* **ABOUT THIS EXERCISE**
The lines below, all of them, should be returned exactly as they appear.

[Entries from a page text dataset]
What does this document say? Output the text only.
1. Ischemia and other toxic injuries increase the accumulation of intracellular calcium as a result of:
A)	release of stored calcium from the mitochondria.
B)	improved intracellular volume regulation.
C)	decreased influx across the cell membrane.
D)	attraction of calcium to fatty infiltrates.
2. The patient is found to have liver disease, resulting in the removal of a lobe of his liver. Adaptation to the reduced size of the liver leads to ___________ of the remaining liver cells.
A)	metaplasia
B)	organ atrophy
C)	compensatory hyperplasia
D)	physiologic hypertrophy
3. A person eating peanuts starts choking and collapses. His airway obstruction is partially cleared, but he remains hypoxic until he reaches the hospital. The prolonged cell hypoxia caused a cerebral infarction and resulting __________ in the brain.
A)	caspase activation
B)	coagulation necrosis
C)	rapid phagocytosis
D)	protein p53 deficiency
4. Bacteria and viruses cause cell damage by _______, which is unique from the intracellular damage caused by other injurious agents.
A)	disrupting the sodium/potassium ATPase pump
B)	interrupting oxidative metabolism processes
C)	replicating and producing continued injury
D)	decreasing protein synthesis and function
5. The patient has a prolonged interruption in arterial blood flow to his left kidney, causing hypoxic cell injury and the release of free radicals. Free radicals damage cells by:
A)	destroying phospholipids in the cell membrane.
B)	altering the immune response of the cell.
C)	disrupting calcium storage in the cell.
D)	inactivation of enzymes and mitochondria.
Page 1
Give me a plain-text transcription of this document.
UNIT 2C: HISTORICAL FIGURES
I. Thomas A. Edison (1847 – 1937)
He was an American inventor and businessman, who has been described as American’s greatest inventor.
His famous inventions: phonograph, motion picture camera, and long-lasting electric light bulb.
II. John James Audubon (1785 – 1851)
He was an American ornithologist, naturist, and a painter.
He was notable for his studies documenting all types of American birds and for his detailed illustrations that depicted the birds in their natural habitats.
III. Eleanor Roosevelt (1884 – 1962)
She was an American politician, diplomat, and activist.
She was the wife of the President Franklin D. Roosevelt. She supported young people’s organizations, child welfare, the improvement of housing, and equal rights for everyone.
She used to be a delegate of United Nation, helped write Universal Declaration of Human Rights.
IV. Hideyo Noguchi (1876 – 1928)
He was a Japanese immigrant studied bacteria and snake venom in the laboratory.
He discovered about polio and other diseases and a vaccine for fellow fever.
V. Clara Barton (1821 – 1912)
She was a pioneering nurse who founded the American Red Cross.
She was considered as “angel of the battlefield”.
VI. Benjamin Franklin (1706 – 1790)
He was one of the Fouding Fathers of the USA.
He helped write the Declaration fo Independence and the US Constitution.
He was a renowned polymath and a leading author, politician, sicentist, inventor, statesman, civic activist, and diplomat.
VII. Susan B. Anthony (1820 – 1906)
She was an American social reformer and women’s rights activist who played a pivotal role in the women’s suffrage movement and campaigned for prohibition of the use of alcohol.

* **TASK SOLUTION**
What does this document say? Output the text only.
1. Ischemia and other toxic injuries increase the accumulation of intracellular calcium as a result of:
A)	release of stored calcium from the mitochondria.
B)	improved intracellular volume regulation.
C)	decreased influx across the cell membrane.
D)	attraction of calcium to fatty infiltrates.
2. The patient is found to have liver disease, resulting in the removal of a lobe of his liver. Adaptation to the reduced size of the liver leads to ___________ of the remaining liver cells.
A)	metaplasia
B)	organ atrophy
C)	compensatory hyperplasia
D)	physiologic hypertrophy
3. A person eating peanuts starts choking and collapses. His airway obstruction is partially cleared, but he remains hypoxic until he reaches the hospital. The prolonged cell hypoxia caused a cerebral infarction and resulting __________ in the brain.
A)	caspase activation
B)	coagulation necrosis
C)	rapid phagocytosis
D)	protein p53 deficiency
4. Bacteria and viruses cause cell damage by _______, which is unique from the intracellular damage caused by other injurious agents.
A)	disrupting the sodium/potassium ATPase pump
B)	interrupting oxidative metabolism processes
C)	replicating and producing continued injury
D)	decreasing protein synthesis and function
5. The patient has a prolonged interruption in arterial blood flow to his left kidney, causing hypoxic cell injury and the release of free radicals. Free radicals damage cells by:
A)	destroying phospholipids in the cell membrane.
B)	altering the immune response of the cell.
C)	disrupting calcium storage in the cell.
D)	inactivation of enzymes and mitochondria.
Page 1
Give me a plain-text transcription of this document.
UNIT 2C: HISTORICAL FIGURES
I. Thomas A. Edison (1847 – 1937)
He was an American inventor and businessman, who has been described as American’s greatest inventor.
His famous inventions: phonograph, motion picture camera, and long-lasting electric light bulb.
II. John James Audubon (1785 – 1851)
He was an American ornithologist, naturist, and a painter.
He was notable for his studies documenting all types of American birds and for his detailed illustrations that depicted the birds in their natural habitats.
III. Eleanor Roosevelt (1884 – 1962)
She was an American politician, diplomat, and activist.
She was the wife of the President Franklin D. Roosevelt. She supported young people’s organizations, child welfare, the improvement of housing, and equal rights for everyone.
She used to be a delegate of United Nation, helped write Universal Declaration of Human Rights.
IV. Hideyo Noguchi (1876 – 1928)
He was a Japanese immigrant studied bacteria and snake venom in the laboratory.
He discovered about polio and other diseases and a vaccine for fellow fever.
V. Clara Barton (1821 – 1912)
She was a pioneering nurse who founded the American Red Cross.
She was considered as “angel of the battlefield”.
VI. Benjamin Franklin (1706 – 1790)
He was one of the Fouding Fathers of the USA.
He helped write the Declaration fo Independence and the US Constitution.
He was a renowned polymath and a leading author, politician, sicentist, inventor, statesman, civic activist, and diplomat.
VII. Susan B. Anthony (1820 – 1906)
She was an American social reformer and women’s rights activist who played a pivotal role in the women’s suffrage movement and campaigned for prohibition of the use of alcohol.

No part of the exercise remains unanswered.